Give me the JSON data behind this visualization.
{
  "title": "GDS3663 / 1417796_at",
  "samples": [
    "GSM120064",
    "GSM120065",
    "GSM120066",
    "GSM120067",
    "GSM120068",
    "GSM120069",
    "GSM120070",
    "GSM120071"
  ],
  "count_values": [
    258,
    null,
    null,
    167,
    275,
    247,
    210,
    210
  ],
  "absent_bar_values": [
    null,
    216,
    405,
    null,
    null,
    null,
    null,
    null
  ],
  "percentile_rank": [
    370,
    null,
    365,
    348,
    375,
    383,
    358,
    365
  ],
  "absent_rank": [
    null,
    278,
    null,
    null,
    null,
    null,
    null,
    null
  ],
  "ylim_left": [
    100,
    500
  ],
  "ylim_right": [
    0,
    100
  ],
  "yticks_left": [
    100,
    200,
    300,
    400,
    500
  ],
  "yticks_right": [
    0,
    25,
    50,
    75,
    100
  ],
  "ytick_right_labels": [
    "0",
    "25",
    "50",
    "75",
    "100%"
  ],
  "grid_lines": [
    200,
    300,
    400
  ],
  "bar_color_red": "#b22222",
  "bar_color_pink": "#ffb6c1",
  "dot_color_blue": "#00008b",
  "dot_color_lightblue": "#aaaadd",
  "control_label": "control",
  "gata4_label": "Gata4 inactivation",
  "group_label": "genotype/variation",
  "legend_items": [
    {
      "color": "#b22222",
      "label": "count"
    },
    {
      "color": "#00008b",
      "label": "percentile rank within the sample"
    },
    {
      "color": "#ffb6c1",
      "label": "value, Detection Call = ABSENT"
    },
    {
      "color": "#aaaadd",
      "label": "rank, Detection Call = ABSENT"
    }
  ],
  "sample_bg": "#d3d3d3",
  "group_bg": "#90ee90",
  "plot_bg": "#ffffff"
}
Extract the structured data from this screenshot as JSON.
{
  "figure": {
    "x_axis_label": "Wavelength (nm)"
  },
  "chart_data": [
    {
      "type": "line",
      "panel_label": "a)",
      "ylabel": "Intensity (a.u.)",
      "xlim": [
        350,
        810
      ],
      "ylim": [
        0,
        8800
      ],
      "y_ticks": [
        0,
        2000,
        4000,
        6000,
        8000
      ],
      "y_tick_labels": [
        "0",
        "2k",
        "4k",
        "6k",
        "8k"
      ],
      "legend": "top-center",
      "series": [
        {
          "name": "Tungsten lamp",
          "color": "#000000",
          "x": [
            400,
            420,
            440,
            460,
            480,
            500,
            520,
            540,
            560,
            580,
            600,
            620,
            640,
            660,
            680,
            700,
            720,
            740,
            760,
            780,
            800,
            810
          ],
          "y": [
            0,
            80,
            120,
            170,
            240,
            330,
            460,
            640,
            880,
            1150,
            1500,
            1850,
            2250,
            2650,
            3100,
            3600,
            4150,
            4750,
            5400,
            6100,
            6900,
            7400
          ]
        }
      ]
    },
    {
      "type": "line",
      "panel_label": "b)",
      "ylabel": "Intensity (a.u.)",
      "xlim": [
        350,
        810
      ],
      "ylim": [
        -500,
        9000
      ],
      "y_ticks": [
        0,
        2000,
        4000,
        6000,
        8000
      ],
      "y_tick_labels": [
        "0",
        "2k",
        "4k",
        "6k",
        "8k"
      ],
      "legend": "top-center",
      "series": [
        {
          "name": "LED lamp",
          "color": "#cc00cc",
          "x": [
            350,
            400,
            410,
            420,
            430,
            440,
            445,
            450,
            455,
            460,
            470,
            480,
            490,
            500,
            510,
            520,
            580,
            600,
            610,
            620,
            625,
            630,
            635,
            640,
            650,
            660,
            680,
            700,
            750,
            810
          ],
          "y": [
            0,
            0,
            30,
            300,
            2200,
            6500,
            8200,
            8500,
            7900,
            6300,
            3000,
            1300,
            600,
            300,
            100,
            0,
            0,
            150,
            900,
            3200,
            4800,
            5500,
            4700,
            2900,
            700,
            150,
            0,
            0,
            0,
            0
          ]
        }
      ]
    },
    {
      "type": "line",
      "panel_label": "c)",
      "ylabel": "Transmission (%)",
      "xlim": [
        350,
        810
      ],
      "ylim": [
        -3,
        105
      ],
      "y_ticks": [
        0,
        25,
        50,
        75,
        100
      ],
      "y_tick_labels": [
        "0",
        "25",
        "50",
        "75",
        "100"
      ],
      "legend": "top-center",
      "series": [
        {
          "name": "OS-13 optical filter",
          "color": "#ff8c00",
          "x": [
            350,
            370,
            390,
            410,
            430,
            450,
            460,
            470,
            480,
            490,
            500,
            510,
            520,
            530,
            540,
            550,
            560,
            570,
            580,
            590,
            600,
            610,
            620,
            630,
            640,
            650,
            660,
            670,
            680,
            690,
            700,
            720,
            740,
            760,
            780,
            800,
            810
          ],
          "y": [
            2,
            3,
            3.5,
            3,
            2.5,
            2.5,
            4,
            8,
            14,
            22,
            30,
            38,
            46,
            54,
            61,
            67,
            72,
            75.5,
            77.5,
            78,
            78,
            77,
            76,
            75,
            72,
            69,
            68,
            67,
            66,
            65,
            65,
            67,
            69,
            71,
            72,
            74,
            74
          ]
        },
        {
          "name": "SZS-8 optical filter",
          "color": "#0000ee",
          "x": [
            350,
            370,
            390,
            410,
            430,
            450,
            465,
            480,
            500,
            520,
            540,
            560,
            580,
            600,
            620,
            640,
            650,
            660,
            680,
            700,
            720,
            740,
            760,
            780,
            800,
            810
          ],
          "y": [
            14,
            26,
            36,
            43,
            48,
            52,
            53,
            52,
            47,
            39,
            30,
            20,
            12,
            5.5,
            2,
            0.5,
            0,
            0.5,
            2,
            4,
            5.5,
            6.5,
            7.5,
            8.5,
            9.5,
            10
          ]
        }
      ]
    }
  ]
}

--

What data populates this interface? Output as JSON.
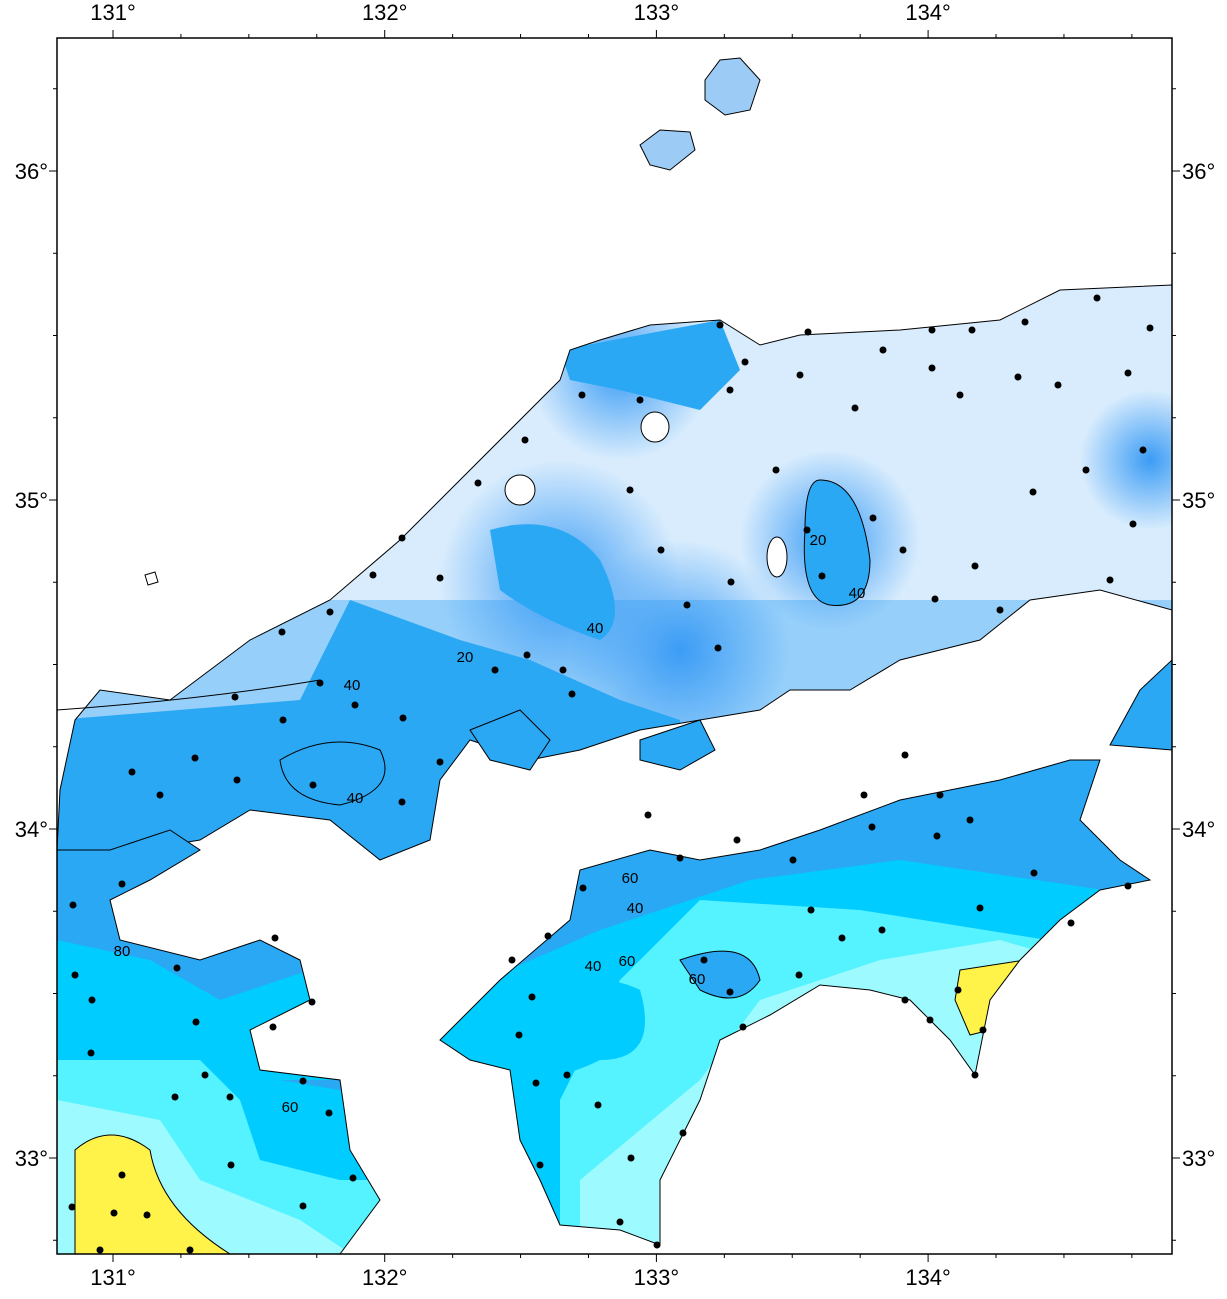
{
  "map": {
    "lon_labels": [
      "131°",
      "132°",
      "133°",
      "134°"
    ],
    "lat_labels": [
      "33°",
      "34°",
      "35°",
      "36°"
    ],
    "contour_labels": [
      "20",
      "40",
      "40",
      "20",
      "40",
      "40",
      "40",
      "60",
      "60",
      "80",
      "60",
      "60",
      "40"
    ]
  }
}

--

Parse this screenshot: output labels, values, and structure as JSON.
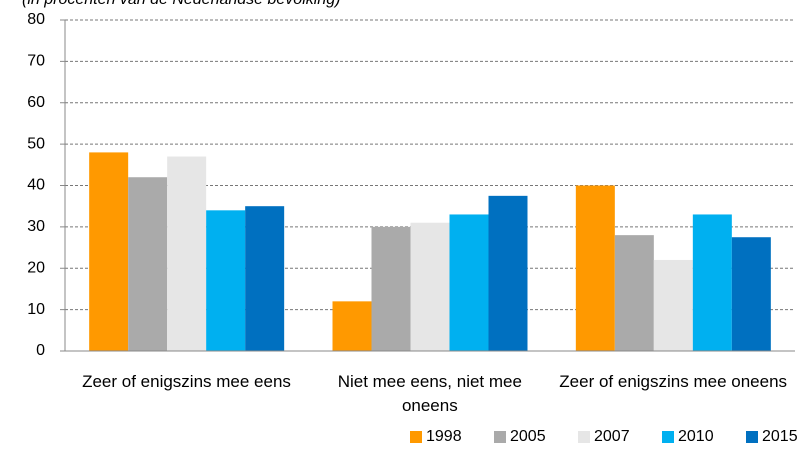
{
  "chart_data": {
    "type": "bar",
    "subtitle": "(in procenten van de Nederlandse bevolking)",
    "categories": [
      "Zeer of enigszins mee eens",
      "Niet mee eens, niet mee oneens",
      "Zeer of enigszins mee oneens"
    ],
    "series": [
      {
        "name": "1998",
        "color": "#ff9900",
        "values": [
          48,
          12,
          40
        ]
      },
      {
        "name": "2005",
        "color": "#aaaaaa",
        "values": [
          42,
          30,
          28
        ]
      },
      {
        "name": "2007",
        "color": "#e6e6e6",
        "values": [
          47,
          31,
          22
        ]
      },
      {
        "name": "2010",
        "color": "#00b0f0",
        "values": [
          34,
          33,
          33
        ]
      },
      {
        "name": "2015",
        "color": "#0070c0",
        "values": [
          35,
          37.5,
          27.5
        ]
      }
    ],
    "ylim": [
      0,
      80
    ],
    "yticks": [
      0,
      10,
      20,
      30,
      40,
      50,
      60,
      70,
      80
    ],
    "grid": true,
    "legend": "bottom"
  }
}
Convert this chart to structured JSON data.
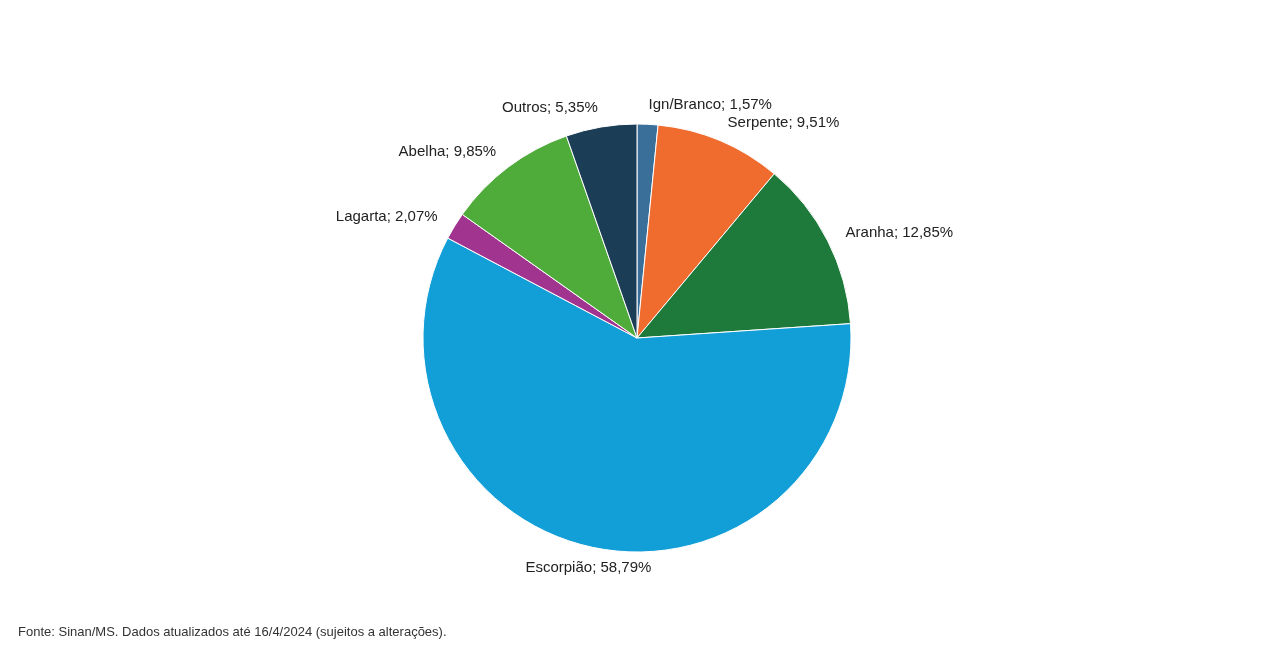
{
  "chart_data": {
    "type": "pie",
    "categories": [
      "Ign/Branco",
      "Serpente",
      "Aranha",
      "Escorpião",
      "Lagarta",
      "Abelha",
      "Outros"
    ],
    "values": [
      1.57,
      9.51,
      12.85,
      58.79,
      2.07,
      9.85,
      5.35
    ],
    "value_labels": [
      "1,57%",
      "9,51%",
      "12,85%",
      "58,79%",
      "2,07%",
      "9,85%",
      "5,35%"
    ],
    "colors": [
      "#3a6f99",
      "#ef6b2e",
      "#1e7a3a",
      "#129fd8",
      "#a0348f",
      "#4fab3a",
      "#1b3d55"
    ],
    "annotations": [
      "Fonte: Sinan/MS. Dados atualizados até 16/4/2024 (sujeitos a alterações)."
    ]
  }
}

--

**YOUR TASK**
Identify every line above with the string "Detection" in it. Copy those lines.

**RESPONSE**
      "label": "value, Detection Call = ABSENT"
      "label": "rank, Detection Call = ABSENT"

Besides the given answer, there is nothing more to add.